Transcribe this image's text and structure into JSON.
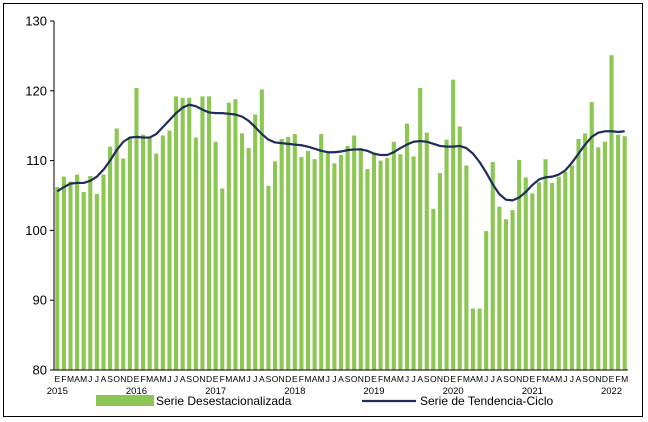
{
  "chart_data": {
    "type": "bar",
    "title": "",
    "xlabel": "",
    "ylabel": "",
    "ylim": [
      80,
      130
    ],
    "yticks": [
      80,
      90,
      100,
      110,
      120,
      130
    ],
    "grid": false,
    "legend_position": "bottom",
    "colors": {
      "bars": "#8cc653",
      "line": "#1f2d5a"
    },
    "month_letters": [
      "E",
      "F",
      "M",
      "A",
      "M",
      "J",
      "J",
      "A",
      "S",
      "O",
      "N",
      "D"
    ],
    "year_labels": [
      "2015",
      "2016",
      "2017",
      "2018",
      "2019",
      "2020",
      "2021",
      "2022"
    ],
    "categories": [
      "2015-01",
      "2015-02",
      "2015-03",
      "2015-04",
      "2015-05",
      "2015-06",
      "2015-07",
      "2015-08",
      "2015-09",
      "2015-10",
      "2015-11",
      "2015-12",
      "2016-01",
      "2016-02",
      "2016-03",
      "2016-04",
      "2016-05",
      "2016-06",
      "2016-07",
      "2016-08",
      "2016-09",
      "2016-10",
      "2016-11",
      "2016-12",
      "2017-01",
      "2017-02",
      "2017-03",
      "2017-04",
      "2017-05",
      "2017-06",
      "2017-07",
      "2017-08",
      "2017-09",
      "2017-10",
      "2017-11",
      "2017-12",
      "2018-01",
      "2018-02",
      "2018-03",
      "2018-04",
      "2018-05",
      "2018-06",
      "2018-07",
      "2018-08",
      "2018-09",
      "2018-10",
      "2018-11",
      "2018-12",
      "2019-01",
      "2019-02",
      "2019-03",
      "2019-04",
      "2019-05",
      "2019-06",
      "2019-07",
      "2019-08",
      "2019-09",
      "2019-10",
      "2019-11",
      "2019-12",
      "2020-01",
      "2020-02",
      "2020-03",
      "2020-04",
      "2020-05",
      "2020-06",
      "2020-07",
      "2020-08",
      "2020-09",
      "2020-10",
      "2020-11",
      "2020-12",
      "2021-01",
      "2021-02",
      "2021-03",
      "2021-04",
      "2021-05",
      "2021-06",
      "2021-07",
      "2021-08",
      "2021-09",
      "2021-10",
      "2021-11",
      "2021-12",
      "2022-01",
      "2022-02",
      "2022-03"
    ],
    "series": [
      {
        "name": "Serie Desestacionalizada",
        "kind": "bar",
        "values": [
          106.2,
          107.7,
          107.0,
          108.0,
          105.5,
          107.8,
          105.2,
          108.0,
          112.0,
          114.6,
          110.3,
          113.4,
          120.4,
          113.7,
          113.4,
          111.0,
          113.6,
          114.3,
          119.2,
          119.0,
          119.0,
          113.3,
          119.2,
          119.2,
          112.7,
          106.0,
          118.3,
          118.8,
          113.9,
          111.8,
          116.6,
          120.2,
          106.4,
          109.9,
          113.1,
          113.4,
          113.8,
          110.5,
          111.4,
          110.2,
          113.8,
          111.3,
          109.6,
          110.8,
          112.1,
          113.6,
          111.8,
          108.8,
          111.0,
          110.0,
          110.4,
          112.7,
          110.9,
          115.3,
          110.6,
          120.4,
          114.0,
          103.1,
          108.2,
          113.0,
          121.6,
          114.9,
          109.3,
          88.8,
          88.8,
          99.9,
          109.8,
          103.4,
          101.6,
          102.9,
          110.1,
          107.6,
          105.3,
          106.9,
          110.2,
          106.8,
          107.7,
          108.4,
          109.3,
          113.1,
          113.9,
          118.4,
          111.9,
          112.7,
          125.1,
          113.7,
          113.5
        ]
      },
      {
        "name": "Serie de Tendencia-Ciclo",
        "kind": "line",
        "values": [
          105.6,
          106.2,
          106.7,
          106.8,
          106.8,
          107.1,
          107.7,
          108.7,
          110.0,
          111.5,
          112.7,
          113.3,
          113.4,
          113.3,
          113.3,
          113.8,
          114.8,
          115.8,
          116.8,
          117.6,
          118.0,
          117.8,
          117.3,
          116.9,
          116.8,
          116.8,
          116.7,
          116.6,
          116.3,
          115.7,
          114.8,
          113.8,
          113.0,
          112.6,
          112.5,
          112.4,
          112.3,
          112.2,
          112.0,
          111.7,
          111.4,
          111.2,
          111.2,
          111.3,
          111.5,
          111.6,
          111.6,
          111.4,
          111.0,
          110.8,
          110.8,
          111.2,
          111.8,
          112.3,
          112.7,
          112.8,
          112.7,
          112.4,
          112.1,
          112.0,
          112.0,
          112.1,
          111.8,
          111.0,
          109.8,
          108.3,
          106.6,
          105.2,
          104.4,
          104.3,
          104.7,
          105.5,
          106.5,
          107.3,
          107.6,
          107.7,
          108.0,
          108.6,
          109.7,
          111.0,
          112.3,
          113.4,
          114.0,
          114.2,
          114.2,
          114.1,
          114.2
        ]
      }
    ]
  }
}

---

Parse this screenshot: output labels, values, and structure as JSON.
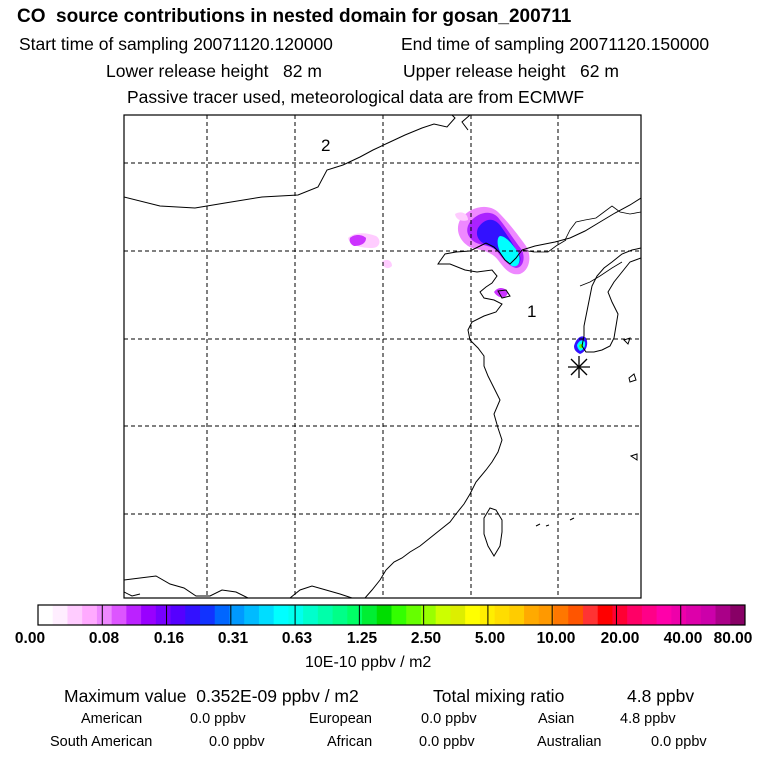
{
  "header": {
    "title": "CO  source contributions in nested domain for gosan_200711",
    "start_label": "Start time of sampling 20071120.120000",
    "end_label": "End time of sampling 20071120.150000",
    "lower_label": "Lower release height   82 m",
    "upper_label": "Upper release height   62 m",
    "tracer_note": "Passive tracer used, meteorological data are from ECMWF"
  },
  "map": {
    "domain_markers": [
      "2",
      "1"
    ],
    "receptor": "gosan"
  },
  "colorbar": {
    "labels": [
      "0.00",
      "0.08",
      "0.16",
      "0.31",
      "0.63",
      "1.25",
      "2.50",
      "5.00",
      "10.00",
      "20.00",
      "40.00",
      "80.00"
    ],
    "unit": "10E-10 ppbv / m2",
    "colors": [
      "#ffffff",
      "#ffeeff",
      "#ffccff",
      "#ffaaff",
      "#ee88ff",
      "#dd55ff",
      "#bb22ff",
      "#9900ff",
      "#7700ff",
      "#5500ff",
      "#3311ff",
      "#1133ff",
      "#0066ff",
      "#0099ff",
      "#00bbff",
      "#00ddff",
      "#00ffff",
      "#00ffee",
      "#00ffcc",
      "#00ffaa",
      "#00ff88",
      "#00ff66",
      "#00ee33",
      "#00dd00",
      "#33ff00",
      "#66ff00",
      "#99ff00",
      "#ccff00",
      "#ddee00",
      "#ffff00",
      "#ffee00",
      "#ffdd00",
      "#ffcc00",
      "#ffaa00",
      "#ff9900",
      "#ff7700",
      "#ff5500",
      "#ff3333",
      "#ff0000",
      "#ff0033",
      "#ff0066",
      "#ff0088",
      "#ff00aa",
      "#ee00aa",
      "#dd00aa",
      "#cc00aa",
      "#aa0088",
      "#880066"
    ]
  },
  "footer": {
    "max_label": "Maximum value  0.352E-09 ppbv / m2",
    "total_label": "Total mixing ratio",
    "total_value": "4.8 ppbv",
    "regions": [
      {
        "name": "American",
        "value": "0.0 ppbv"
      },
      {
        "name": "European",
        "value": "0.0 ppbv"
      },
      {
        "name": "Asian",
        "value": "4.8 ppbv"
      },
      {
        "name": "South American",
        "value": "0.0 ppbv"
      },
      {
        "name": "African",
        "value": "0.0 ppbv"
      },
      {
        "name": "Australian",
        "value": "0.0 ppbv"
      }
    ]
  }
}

---

** Requirements **
From the entries above, copy every line that holds the word "structure".

** Answer in full **
Transcribe this image's text and structure into JSON.
Parse this screenshot: output labels, values, and structure as JSON.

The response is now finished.